:: Texte choisi ::
***

La Nouvelle Tribune : Dans la conjoncture actuelle et au vu des récents développements qu’a connus le Groupe OCP, la question qui se pose en premier, M. Terrab, a trait à la santé financière de l’Office. Pouvez-vous faire la genèse de son redressement, notamment l’externalisation des caisses de retraite avant d’en arriver au partenariat stratégique que vous venez de signer avec la Banque Centrale Populaire ?

- M. Mustapha Terrab : Je pense qu’il est effectivement important de revenir sur cette genèse, car si l’entrée de la BCP dans le capital de l’OCP constitue effectivement un renforcement des fonds propres de l’OCP SA, ce n’est pas là l’objectif principal de cette opération.

***

(Entrées des éléments de mise en page)
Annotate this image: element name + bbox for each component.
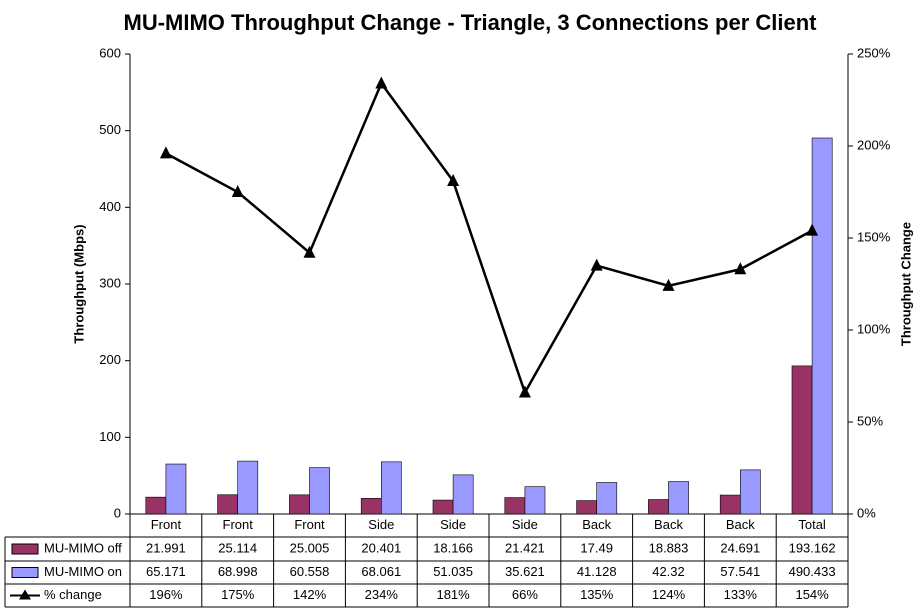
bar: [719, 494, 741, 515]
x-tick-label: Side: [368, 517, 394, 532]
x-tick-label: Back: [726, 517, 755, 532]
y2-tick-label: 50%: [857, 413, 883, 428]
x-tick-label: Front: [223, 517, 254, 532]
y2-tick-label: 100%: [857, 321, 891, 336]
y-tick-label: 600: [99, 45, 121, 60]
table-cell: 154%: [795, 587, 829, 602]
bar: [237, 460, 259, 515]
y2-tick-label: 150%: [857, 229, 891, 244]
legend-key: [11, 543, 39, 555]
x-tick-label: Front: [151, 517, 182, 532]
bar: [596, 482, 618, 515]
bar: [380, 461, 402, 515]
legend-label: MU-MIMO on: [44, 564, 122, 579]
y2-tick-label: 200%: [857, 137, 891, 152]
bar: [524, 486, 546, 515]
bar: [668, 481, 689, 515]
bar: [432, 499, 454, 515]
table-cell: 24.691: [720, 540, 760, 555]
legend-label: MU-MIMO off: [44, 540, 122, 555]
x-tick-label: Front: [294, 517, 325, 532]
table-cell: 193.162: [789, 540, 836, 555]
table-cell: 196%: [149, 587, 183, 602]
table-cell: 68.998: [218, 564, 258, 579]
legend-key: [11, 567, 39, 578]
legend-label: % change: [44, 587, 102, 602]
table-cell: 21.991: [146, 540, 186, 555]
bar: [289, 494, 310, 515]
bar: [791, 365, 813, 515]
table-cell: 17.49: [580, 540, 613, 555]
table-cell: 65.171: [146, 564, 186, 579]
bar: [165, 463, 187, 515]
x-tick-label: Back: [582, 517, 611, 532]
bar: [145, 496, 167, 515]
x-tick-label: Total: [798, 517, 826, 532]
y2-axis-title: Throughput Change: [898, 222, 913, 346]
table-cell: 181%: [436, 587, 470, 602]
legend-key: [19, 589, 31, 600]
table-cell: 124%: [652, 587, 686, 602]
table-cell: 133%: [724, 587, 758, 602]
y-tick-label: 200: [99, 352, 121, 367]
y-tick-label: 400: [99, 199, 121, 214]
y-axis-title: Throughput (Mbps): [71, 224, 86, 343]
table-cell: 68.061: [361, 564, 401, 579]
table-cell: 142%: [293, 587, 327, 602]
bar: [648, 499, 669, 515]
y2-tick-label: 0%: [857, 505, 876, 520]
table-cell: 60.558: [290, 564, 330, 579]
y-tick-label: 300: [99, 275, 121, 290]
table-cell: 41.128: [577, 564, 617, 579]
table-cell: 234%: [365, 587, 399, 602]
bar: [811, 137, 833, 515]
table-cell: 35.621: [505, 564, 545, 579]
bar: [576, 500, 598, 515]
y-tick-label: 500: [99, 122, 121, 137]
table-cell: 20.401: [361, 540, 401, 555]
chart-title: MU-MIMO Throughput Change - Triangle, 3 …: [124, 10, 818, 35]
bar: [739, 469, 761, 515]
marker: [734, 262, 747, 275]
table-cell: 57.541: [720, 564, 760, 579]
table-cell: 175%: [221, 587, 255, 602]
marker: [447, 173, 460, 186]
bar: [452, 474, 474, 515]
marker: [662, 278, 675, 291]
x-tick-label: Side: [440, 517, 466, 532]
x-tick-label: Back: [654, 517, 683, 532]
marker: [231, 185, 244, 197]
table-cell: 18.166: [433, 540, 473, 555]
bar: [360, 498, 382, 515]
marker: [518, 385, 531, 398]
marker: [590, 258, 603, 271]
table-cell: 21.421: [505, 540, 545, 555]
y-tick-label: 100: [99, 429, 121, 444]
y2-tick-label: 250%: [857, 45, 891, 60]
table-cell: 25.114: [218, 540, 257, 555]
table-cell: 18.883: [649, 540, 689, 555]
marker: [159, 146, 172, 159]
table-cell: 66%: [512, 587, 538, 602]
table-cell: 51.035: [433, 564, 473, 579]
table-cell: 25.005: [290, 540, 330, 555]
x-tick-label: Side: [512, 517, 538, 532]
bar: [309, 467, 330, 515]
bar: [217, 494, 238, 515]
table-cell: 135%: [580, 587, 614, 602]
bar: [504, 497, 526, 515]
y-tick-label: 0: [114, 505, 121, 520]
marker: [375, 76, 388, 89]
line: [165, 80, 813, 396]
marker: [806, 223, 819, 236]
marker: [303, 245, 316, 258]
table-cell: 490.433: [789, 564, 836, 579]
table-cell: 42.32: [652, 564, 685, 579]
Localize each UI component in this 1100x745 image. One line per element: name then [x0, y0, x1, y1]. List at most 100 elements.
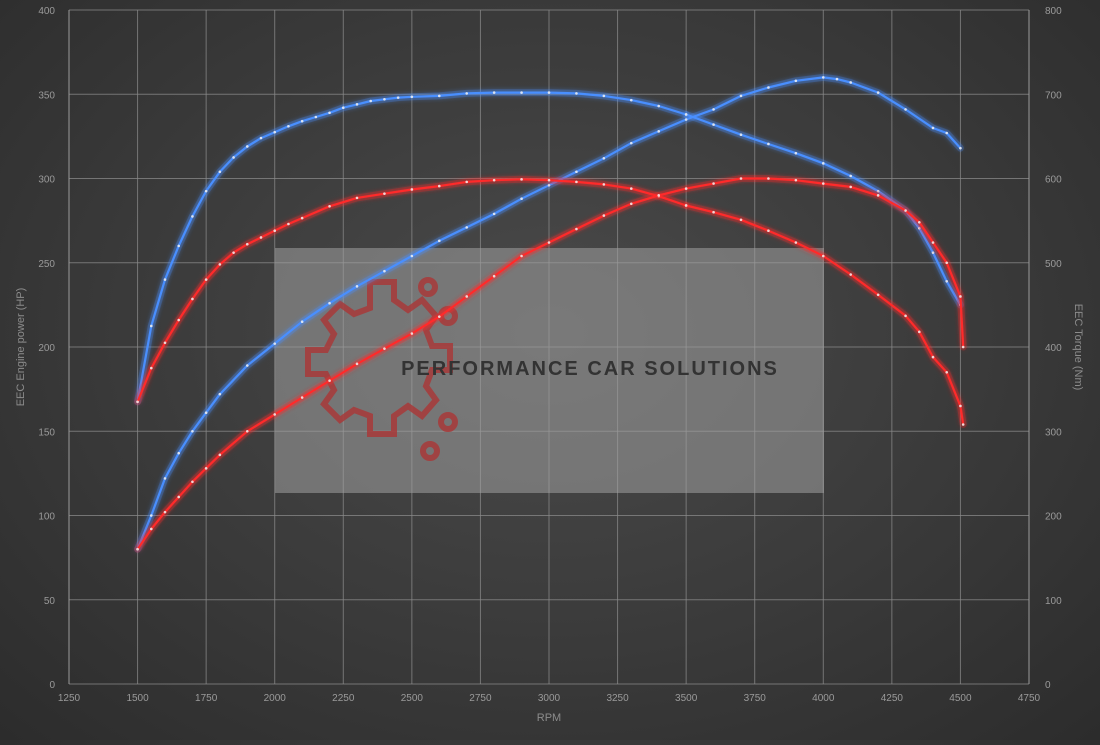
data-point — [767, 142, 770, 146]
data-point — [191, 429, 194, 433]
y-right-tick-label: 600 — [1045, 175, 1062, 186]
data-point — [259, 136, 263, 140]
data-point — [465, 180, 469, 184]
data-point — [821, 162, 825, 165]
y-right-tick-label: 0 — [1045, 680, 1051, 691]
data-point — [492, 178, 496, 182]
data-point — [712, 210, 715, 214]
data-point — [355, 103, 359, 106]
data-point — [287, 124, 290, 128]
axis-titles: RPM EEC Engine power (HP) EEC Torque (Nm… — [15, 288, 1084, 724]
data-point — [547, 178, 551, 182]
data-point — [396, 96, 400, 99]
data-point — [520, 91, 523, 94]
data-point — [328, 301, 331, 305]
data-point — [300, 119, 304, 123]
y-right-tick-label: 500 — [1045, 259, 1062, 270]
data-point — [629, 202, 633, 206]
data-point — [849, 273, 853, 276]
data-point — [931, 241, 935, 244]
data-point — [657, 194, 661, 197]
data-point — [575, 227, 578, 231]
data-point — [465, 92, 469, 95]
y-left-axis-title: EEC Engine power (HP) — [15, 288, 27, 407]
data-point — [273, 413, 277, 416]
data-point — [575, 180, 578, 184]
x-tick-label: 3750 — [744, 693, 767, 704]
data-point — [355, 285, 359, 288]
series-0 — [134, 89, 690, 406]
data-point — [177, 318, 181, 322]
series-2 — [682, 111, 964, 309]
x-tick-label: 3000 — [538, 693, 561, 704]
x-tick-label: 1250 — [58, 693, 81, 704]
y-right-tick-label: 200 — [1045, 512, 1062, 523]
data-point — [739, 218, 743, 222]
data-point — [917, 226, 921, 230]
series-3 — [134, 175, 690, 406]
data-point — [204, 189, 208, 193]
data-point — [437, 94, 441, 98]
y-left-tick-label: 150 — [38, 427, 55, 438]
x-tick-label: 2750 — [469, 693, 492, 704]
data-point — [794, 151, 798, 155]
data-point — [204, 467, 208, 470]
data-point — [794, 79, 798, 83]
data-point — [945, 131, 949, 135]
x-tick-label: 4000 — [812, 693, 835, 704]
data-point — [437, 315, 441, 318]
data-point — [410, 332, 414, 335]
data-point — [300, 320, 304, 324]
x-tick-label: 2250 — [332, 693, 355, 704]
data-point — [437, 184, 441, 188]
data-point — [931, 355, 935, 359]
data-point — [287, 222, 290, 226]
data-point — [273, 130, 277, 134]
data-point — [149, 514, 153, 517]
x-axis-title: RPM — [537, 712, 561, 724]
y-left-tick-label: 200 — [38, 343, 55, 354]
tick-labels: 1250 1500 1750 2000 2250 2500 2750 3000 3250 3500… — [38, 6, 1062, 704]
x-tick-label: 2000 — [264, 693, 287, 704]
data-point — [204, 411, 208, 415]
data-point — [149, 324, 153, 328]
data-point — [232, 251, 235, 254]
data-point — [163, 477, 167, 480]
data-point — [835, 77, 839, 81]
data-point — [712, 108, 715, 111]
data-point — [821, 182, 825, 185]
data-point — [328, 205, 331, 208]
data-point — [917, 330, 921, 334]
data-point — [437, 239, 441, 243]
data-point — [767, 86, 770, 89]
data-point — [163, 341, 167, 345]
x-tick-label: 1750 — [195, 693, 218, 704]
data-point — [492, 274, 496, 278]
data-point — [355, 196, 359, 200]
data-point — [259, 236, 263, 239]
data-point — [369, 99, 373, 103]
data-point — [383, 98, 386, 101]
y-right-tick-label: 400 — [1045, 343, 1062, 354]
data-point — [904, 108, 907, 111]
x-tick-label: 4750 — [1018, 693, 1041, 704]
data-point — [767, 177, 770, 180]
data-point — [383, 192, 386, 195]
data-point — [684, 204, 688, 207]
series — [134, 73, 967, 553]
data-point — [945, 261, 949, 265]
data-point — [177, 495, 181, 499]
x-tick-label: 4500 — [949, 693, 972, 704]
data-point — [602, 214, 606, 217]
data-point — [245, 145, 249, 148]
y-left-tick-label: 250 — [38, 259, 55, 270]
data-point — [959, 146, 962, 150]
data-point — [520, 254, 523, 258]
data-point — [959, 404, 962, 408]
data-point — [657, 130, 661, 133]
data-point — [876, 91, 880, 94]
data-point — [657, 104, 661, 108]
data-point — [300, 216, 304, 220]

***

:: Exercices à faire ::
1) Recopiez à l'identique les lignes des enregistrements, de celle qui contient "bar: [719, 494, 741, 515]" jusqu'à celle qui contient "bar: [524, 486, 546, 515]", ces deux lignes comprises.
2) Rédigez la suite de l'entretien sur le Groupe OCP, à partir de la dernière phrase de M. Terrab.
Le texte et les enregistrements proviennent de sources distinctes.

:: Réponses par tâche ::
1)
bar: [719, 494, 741, 515]
x-tick-label: Side: [368, 517, 394, 532]
x-tick-label: Back: [726, 517, 755, 532]
y2-tick-label: 50%: [857, 413, 883, 428]
x-tick-label: Front: [223, 517, 254, 532]
y2-tick-label: 100%: [857, 321, 891, 336]
y-tick-label: 600: [99, 45, 121, 60]
table-cell: 154%: [795, 587, 829, 602]
bar: [237, 460, 259, 515]
y2-tick-label: 150%: [857, 229, 891, 244]
legend-key: [11, 543, 39, 555]
x-tick-label: Front: [151, 517, 182, 532]
bar: [596, 482, 618, 515]
bar: [380, 461, 402, 515]
legend-label: MU-MIMO on: [44, 564, 122, 579]
y2-tick-label: 200%: [857, 137, 891, 152]
bar: [524, 486, 546, 515]

2)
En effet, il y a plus d’un an, nous avions envisagé l’entrée de la Caisse de Dépôt et de Gestion dans le capital de l’OCP pour renforcer le capital de notre société parce qu’à ce moment-là il était question d’externaliser la caisse de retraite et cette opération était difficile à envisager dans les conditions financières de l’OCP de l’époque. L’apport en fonds propres que devait faire la CDG visait principalement à nous permettre de financer la sortie de cette caisse de retraite. Dans les faits, cette opération qui s’est concrétisée par un versement de près de 30 milliards de dirhams au RCAR, a pu se faire sans le concours de la CDG, grâce à une année commerciale exceptionnelle qu’a connue l’OCP en 2008.
Donc, l’opération qui a été réalisée avec la BCP n’ayant plus pour objectif l’externalisation des retraites, s’est faite dans un contexte différent et vise le développement de synergies stratégiques entre les deux organismes. Ceci explique d’ailleurs pourquoi l’OCP a également pris une participation dans la BCP pour s’assurer que nous avons, chacun, l’outil nécessaire pour réaliser les synergies en question.

- Quelles sont ces synergies ?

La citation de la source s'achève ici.